Copy the listing verbatim, excluding any images found in it.

━━━ ENTRIES

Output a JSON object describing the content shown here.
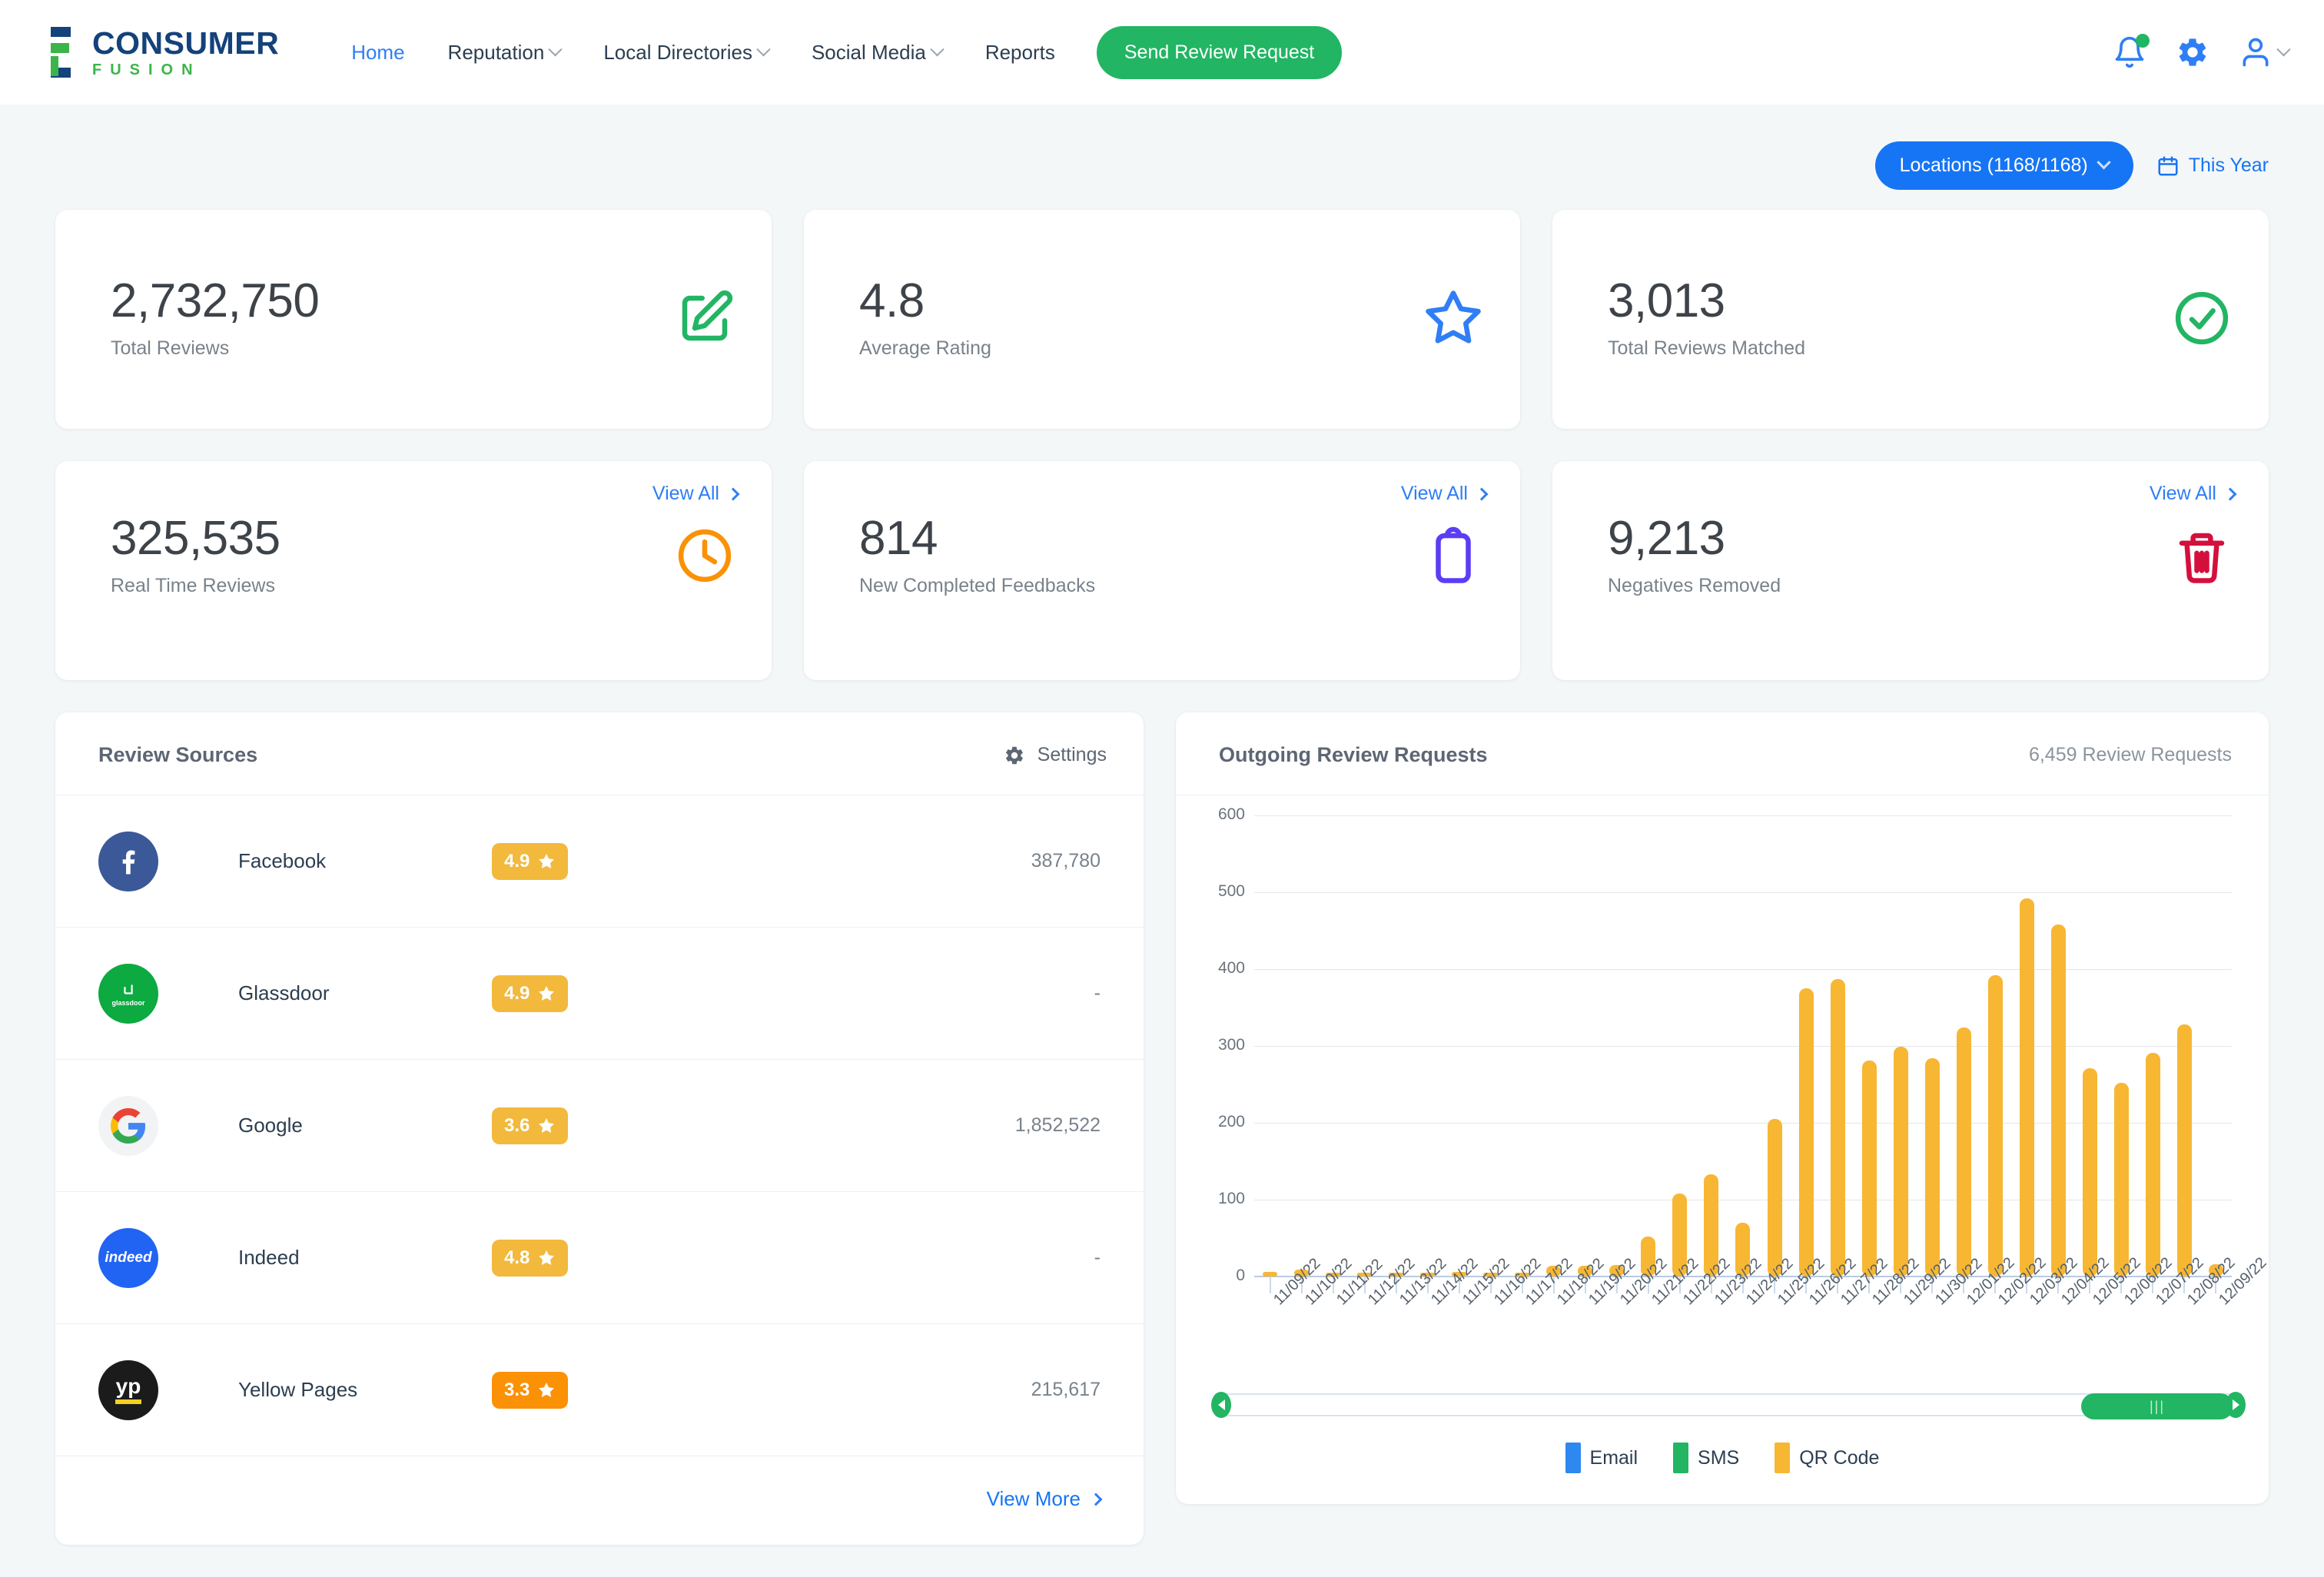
{
  "brand": {
    "name_top": "CONSUMER",
    "name_bottom": "FUSION"
  },
  "nav": {
    "items": [
      {
        "label": "Home",
        "has_caret": false,
        "active": true
      },
      {
        "label": "Reputation",
        "has_caret": true,
        "active": false
      },
      {
        "label": "Local Directories",
        "has_caret": true,
        "active": false
      },
      {
        "label": "Social Media",
        "has_caret": true,
        "active": false
      },
      {
        "label": "Reports",
        "has_caret": false,
        "active": false
      }
    ],
    "cta_label": "Send Review Request"
  },
  "filters": {
    "locations_label": "Locations (1168/1168)",
    "date_label": "This Year"
  },
  "stats_row1": [
    {
      "value": "2,732,750",
      "label": "Total Reviews",
      "icon": "edit-square-icon",
      "color": "#22b563"
    },
    {
      "value": "4.8",
      "label": "Average Rating",
      "icon": "star-outline-icon",
      "color": "#2f7ef5"
    },
    {
      "value": "3,013",
      "label": "Total Reviews Matched",
      "icon": "check-circle-icon",
      "color": "#22b563"
    }
  ],
  "stats_row2": [
    {
      "value": "325,535",
      "label": "Real Time Reviews",
      "icon": "clock-icon",
      "color": "#fb9104",
      "link": "View All"
    },
    {
      "value": "814",
      "label": "New Completed Feedbacks",
      "icon": "clipboard-icon",
      "color": "#5b3df5",
      "link": "View All"
    },
    {
      "value": "9,213",
      "label": "Negatives Removed",
      "icon": "trash-icon",
      "color": "#d50f3c",
      "link": "View All"
    }
  ],
  "review_sources": {
    "title": "Review Sources",
    "settings_label": "Settings",
    "view_more_label": "View More",
    "rows": [
      {
        "name": "Facebook",
        "rating": "4.9",
        "count": "387,780",
        "logo": "facebook-logo",
        "pill_color": "#f2b93c"
      },
      {
        "name": "Glassdoor",
        "rating": "4.9",
        "count": "-",
        "logo": "glassdoor-logo",
        "pill_color": "#f2b93c"
      },
      {
        "name": "Google",
        "rating": "3.6",
        "count": "1,852,522",
        "logo": "google-logo",
        "pill_color": "#f2b93c"
      },
      {
        "name": "Indeed",
        "rating": "4.8",
        "count": "-",
        "logo": "indeed-logo",
        "pill_color": "#f2b93c"
      },
      {
        "name": "Yellow Pages",
        "rating": "3.3",
        "count": "215,617",
        "logo": "yellowpages-logo",
        "pill_color": "#fb9104"
      }
    ]
  },
  "outgoing": {
    "title": "Outgoing Review Requests",
    "summary": "6,459 Review Requests",
    "legend": [
      {
        "label": "Email",
        "color": "#2f88f0"
      },
      {
        "label": "SMS",
        "color": "#22b563"
      },
      {
        "label": "QR Code",
        "color": "#f7b733"
      }
    ]
  },
  "chart_data": {
    "type": "bar",
    "title": "Outgoing Review Requests",
    "xlabel": "",
    "ylabel": "",
    "ylim": [
      0,
      600
    ],
    "yticks": [
      0,
      100,
      200,
      300,
      400,
      500,
      600
    ],
    "grid": true,
    "legend_position": "bottom",
    "categories": [
      "11/09/22",
      "11/10/22",
      "11/11/22",
      "11/12/22",
      "11/13/22",
      "11/14/22",
      "11/15/22",
      "11/16/22",
      "11/17/22",
      "11/18/22",
      "11/19/22",
      "11/20/22",
      "11/21/22",
      "11/22/22",
      "11/23/22",
      "11/24/22",
      "11/25/22",
      "11/26/22",
      "11/27/22",
      "11/28/22",
      "11/29/22",
      "11/30/22",
      "12/01/22",
      "12/02/22",
      "12/03/22",
      "12/04/22",
      "12/05/22",
      "12/06/22",
      "12/07/22",
      "12/08/22",
      "12/09/22"
    ],
    "series": [
      {
        "name": "QR Code",
        "color": "#f7b733",
        "values": [
          6,
          9,
          2,
          3,
          1,
          3,
          6,
          3,
          3,
          14,
          14,
          15,
          52,
          108,
          133,
          70,
          205,
          375,
          387,
          281,
          299,
          284,
          324,
          392,
          492,
          458,
          271,
          252,
          291,
          328,
          16
        ]
      },
      {
        "name": "Email",
        "color": "#2f88f0",
        "values": [
          0,
          0,
          0,
          0,
          0,
          0,
          0,
          0,
          0,
          0,
          0,
          0,
          0,
          0,
          0,
          0,
          0,
          0,
          0,
          0,
          0,
          0,
          0,
          0,
          0,
          0,
          0,
          0,
          0,
          0,
          0
        ]
      },
      {
        "name": "SMS",
        "color": "#22b563",
        "values": [
          0,
          0,
          0,
          0,
          0,
          0,
          0,
          0,
          0,
          0,
          0,
          0,
          0,
          0,
          0,
          0,
          0,
          0,
          0,
          0,
          0,
          0,
          0,
          0,
          0,
          0,
          0,
          0,
          0,
          0,
          0
        ]
      }
    ]
  }
}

━━━━━━

=== COMPLETE ANSWER ===
Output a JSON object describing the content shown here.
{
  "brand": {
    "name_top": "CONSUMER",
    "name_bottom": "FUSION"
  },
  "nav": {
    "items": [
      {
        "label": "Home",
        "has_caret": false,
        "active": true
      },
      {
        "label": "Reputation",
        "has_caret": true,
        "active": false
      },
      {
        "label": "Local Directories",
        "has_caret": true,
        "active": false
      },
      {
        "label": "Social Media",
        "has_caret": true,
        "active": false
      },
      {
        "label": "Reports",
        "has_caret": false,
        "active": false
      }
    ],
    "cta_label": "Send Review Request"
  },
  "filters": {
    "locations_label": "Locations (1168/1168)",
    "date_label": "This Year"
  },
  "stats_row1": [
    {
      "value": "2,732,750",
      "label": "Total Reviews",
      "icon": "edit-square-icon",
      "color": "#22b563"
    },
    {
      "value": "4.8",
      "label": "Average Rating",
      "icon": "star-outline-icon",
      "color": "#2f7ef5"
    },
    {
      "value": "3,013",
      "label": "Total Reviews Matched",
      "icon": "check-circle-icon",
      "color": "#22b563"
    }
  ],
  "stats_row2": [
    {
      "value": "325,535",
      "label": "Real Time Reviews",
      "icon": "clock-icon",
      "color": "#fb9104",
      "link": "View All"
    },
    {
      "value": "814",
      "label": "New Completed Feedbacks",
      "icon": "clipboard-icon",
      "color": "#5b3df5",
      "link": "View All"
    },
    {
      "value": "9,213",
      "label": "Negatives Removed",
      "icon": "trash-icon",
      "color": "#d50f3c",
      "link": "View All"
    }
  ],
  "review_sources": {
    "title": "Review Sources",
    "settings_label": "Settings",
    "view_more_label": "View More",
    "rows": [
      {
        "name": "Facebook",
        "rating": "4.9",
        "count": "387,780",
        "logo": "facebook-logo",
        "pill_color": "#f2b93c"
      },
      {
        "name": "Glassdoor",
        "rating": "4.9",
        "count": "-",
        "logo": "glassdoor-logo",
        "pill_color": "#f2b93c"
      },
      {
        "name": "Google",
        "rating": "3.6",
        "count": "1,852,522",
        "logo": "google-logo",
        "pill_color": "#f2b93c"
      },
      {
        "name": "Indeed",
        "rating": "4.8",
        "count": "-",
        "logo": "indeed-logo",
        "pill_color": "#f2b93c"
      },
      {
        "name": "Yellow Pages",
        "rating": "3.3",
        "count": "215,617",
        "logo": "yellowpages-logo",
        "pill_color": "#fb9104"
      }
    ]
  },
  "outgoing": {
    "title": "Outgoing Review Requests",
    "summary": "6,459 Review Requests",
    "legend": [
      {
        "label": "Email",
        "color": "#2f88f0"
      },
      {
        "label": "SMS",
        "color": "#22b563"
      },
      {
        "label": "QR Code",
        "color": "#f7b733"
      }
    ]
  },
  "chart_data": {
    "type": "bar",
    "title": "Outgoing Review Requests",
    "xlabel": "",
    "ylabel": "",
    "ylim": [
      0,
      600
    ],
    "yticks": [
      0,
      100,
      200,
      300,
      400,
      500,
      600
    ],
    "grid": true,
    "legend_position": "bottom",
    "categories": [
      "11/09/22",
      "11/10/22",
      "11/11/22",
      "11/12/22",
      "11/13/22",
      "11/14/22",
      "11/15/22",
      "11/16/22",
      "11/17/22",
      "11/18/22",
      "11/19/22",
      "11/20/22",
      "11/21/22",
      "11/22/22",
      "11/23/22",
      "11/24/22",
      "11/25/22",
      "11/26/22",
      "11/27/22",
      "11/28/22",
      "11/29/22",
      "11/30/22",
      "12/01/22",
      "12/02/22",
      "12/03/22",
      "12/04/22",
      "12/05/22",
      "12/06/22",
      "12/07/22",
      "12/08/22",
      "12/09/22"
    ],
    "series": [
      {
        "name": "QR Code",
        "color": "#f7b733",
        "values": [
          6,
          9,
          2,
          3,
          1,
          3,
          6,
          3,
          3,
          14,
          14,
          15,
          52,
          108,
          133,
          70,
          205,
          375,
          387,
          281,
          299,
          284,
          324,
          392,
          492,
          458,
          271,
          252,
          291,
          328,
          16
        ]
      },
      {
        "name": "Email",
        "color": "#2f88f0",
        "values": [
          0,
          0,
          0,
          0,
          0,
          0,
          0,
          0,
          0,
          0,
          0,
          0,
          0,
          0,
          0,
          0,
          0,
          0,
          0,
          0,
          0,
          0,
          0,
          0,
          0,
          0,
          0,
          0,
          0,
          0,
          0
        ]
      },
      {
        "name": "SMS",
        "color": "#22b563",
        "values": [
          0,
          0,
          0,
          0,
          0,
          0,
          0,
          0,
          0,
          0,
          0,
          0,
          0,
          0,
          0,
          0,
          0,
          0,
          0,
          0,
          0,
          0,
          0,
          0,
          0,
          0,
          0,
          0,
          0,
          0,
          0
        ]
      }
    ]
  }
}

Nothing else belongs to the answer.